(Items from a figure collection)
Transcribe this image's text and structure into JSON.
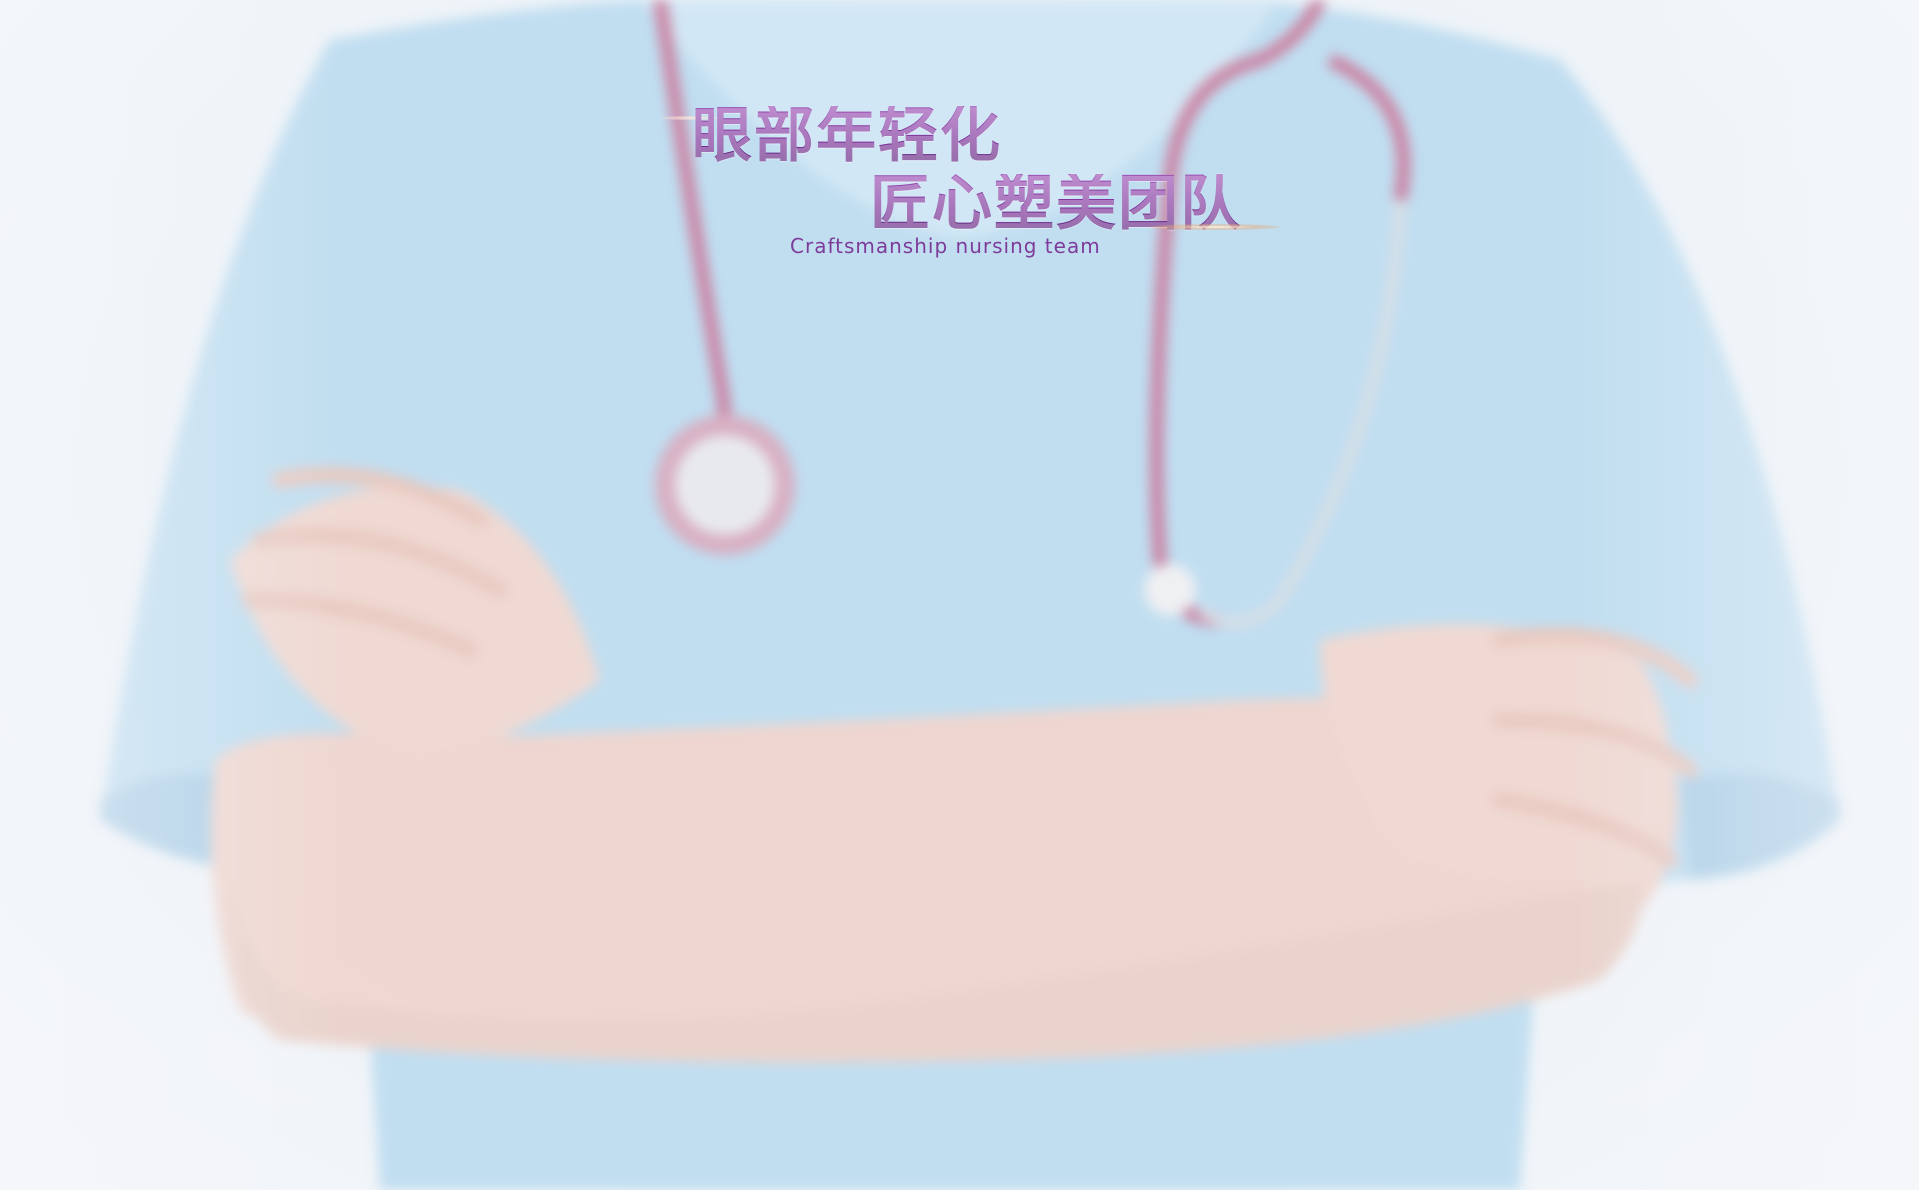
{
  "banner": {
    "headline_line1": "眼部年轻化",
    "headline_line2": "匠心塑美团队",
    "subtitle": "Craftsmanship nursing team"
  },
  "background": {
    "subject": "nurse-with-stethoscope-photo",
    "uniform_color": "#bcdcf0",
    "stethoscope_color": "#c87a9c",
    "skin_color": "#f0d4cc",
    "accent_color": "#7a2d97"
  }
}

-- Problem description --
Return the listing above word for word, with the pictures removed.

-- Solution --
Transcribe this image's text and structure into JSON.
{
  "banner": {
    "headline_line1": "眼部年轻化",
    "headline_line2": "匠心塑美团队",
    "subtitle": "Craftsmanship nursing team"
  },
  "background": {
    "subject": "nurse-with-stethoscope-photo",
    "uniform_color": "#bcdcf0",
    "stethoscope_color": "#c87a9c",
    "skin_color": "#f0d4cc",
    "accent_color": "#7a2d97"
  }
}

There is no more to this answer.